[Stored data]
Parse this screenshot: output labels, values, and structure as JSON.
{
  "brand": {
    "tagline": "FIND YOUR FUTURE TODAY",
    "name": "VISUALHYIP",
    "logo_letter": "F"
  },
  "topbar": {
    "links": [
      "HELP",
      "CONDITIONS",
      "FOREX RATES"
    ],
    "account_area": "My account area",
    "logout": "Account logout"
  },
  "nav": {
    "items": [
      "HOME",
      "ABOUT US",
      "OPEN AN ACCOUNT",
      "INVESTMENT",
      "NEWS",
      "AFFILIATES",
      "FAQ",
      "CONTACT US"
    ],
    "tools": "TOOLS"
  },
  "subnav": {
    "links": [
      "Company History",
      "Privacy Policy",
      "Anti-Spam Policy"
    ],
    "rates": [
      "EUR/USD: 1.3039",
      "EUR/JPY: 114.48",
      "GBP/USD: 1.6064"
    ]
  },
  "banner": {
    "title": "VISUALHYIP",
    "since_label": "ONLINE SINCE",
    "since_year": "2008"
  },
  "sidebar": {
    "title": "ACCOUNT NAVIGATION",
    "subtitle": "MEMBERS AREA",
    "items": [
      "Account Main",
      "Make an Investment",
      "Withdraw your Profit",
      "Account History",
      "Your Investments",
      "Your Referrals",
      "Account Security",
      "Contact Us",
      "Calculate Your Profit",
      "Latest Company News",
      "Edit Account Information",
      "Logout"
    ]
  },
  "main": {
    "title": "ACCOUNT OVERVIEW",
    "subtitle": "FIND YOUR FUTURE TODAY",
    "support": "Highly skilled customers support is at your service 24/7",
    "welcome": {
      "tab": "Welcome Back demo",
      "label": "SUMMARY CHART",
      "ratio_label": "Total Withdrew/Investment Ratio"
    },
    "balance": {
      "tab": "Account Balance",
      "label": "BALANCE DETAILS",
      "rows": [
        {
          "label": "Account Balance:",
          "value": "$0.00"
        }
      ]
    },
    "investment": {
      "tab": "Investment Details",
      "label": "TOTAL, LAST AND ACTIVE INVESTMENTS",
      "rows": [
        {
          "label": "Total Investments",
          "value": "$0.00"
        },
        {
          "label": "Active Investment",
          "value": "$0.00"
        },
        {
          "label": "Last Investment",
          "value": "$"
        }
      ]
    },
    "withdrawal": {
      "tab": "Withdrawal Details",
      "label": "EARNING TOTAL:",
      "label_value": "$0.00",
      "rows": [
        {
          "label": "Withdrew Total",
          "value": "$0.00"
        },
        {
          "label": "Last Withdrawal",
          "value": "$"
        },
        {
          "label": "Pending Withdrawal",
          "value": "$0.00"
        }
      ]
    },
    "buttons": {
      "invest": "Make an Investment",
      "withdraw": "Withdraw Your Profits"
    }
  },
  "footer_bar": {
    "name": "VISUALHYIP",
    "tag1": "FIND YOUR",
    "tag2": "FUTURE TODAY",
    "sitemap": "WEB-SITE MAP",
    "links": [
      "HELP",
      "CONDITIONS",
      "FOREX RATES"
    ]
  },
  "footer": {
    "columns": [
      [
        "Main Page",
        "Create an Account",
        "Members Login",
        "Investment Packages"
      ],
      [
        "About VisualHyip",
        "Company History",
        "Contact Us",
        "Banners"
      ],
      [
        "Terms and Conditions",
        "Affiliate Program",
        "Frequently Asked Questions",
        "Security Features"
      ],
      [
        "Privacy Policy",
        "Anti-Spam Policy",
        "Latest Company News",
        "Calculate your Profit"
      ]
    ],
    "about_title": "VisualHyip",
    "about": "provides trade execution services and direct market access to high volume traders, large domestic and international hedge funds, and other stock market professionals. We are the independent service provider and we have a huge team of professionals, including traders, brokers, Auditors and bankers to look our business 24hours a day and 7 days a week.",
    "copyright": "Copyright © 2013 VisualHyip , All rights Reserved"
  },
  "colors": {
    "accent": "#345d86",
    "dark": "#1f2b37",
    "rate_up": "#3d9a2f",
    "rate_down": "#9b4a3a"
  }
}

● WORK REQUIRED: Every line of the material must be returned exactly as it appears.

● FULL RESPONSE:
Parse this screenshot: output labels, values, and structure as JSON.
{
  "brand": {
    "tagline": "FIND YOUR FUTURE TODAY",
    "name": "VISUALHYIP",
    "logo_letter": "F"
  },
  "topbar": {
    "links": [
      "HELP",
      "CONDITIONS",
      "FOREX RATES"
    ],
    "account_area": "My account area",
    "logout": "Account logout"
  },
  "nav": {
    "items": [
      "HOME",
      "ABOUT US",
      "OPEN AN ACCOUNT",
      "INVESTMENT",
      "NEWS",
      "AFFILIATES",
      "FAQ",
      "CONTACT US"
    ],
    "tools": "TOOLS"
  },
  "subnav": {
    "links": [
      "Company History",
      "Privacy Policy",
      "Anti-Spam Policy"
    ],
    "rates": [
      "EUR/USD: 1.3039",
      "EUR/JPY: 114.48",
      "GBP/USD: 1.6064"
    ]
  },
  "banner": {
    "title": "VISUALHYIP",
    "since_label": "ONLINE SINCE",
    "since_year": "2008"
  },
  "sidebar": {
    "title": "ACCOUNT NAVIGATION",
    "subtitle": "MEMBERS AREA",
    "items": [
      "Account Main",
      "Make an Investment",
      "Withdraw your Profit",
      "Account History",
      "Your Investments",
      "Your Referrals",
      "Account Security",
      "Contact Us",
      "Calculate Your Profit",
      "Latest Company News",
      "Edit Account Information",
      "Logout"
    ]
  },
  "main": {
    "title": "ACCOUNT OVERVIEW",
    "subtitle": "FIND YOUR FUTURE TODAY",
    "support": "Highly skilled customers support is at your service 24/7",
    "welcome": {
      "tab": "Welcome Back demo",
      "label": "SUMMARY CHART",
      "ratio_label": "Total Withdrew/Investment Ratio"
    },
    "balance": {
      "tab": "Account Balance",
      "label": "BALANCE DETAILS",
      "rows": [
        {
          "label": "Account Balance:",
          "value": "$0.00"
        }
      ]
    },
    "investment": {
      "tab": "Investment Details",
      "label": "TOTAL, LAST AND ACTIVE INVESTMENTS",
      "rows": [
        {
          "label": "Total Investments",
          "value": "$0.00"
        },
        {
          "label": "Active Investment",
          "value": "$0.00"
        },
        {
          "label": "Last Investment",
          "value": "$"
        }
      ]
    },
    "withdrawal": {
      "tab": "Withdrawal Details",
      "label": "EARNING TOTAL:",
      "label_value": "$0.00",
      "rows": [
        {
          "label": "Withdrew Total",
          "value": "$0.00"
        },
        {
          "label": "Last Withdrawal",
          "value": "$"
        },
        {
          "label": "Pending Withdrawal",
          "value": "$0.00"
        }
      ]
    },
    "buttons": {
      "invest": "Make an Investment",
      "withdraw": "Withdraw Your Profits"
    }
  },
  "footer_bar": {
    "name": "VISUALHYIP",
    "tag1": "FIND YOUR",
    "tag2": "FUTURE TODAY",
    "sitemap": "WEB-SITE MAP",
    "links": [
      "HELP",
      "CONDITIONS",
      "FOREX RATES"
    ]
  },
  "footer": {
    "columns": [
      [
        "Main Page",
        "Create an Account",
        "Members Login",
        "Investment Packages"
      ],
      [
        "About VisualHyip",
        "Company History",
        "Contact Us",
        "Banners"
      ],
      [
        "Terms and Conditions",
        "Affiliate Program",
        "Frequently Asked Questions",
        "Security Features"
      ],
      [
        "Privacy Policy",
        "Anti-Spam Policy",
        "Latest Company News",
        "Calculate your Profit"
      ]
    ],
    "about_title": "VisualHyip",
    "about": "provides trade execution services and direct market access to high volume traders, large domestic and international hedge funds, and other stock market professionals. We are the independent service provider and we have a huge team of professionals, including traders, brokers, Auditors and bankers to look our business 24hours a day and 7 days a week.",
    "copyright": "Copyright © 2013 VisualHyip , All rights Reserved"
  },
  "colors": {
    "accent": "#345d86",
    "dark": "#1f2b37",
    "rate_up": "#3d9a2f",
    "rate_down": "#9b4a3a"
  }
}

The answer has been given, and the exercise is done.